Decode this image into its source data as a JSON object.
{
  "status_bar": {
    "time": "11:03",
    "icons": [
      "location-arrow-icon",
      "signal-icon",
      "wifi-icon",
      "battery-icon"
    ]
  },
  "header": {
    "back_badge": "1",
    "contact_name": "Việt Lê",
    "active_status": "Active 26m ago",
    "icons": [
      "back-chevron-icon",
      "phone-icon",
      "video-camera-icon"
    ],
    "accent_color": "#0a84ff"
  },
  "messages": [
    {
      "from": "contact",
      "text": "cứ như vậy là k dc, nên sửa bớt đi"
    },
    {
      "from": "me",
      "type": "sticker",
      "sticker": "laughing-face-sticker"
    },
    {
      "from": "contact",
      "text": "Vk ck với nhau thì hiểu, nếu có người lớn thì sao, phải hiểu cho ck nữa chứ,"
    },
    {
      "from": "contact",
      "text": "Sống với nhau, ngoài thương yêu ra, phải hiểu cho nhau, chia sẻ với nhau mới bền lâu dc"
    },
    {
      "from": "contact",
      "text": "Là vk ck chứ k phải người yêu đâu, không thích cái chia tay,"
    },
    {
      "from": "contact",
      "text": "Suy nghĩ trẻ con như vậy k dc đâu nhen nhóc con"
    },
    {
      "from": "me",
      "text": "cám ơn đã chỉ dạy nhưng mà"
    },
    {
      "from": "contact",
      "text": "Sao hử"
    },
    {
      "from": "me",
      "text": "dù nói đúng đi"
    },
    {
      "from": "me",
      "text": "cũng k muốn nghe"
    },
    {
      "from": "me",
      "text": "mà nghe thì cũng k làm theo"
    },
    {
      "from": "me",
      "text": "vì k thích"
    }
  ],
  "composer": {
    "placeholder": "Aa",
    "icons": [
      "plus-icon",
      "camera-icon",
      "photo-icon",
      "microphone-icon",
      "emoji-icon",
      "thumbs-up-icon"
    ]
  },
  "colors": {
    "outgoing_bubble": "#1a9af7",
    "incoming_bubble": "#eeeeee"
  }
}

- - -

• [Objective]
For the listing above, identify each line bearing "text".

• [Correct output]
      "text": "cứ như vậy là k dc, nên sửa bớt đi"
      "text": "Vk ck với nhau thì hiểu, nếu có người lớn thì sao, phải hiểu cho ck nữa chứ,"
      "text": "Sống với nhau, ngoài thương yêu ra, phải hiểu cho nhau, chia sẻ với nhau mới bền lâu dc"
      "text": "Là vk ck chứ k phải người yêu đâu, không thích cái chia tay,"
      "text": "Suy nghĩ trẻ con như vậy k dc đâu nhen nhóc con"
      "text": "cám ơn đã chỉ dạy nhưng mà"
      "text": "Sao hử"
      "text": "dù nói đúng đi"
      "text": "cũng k muốn nghe"
      "text": "mà nghe thì cũng k làm theo"
      "text": "vì k thích"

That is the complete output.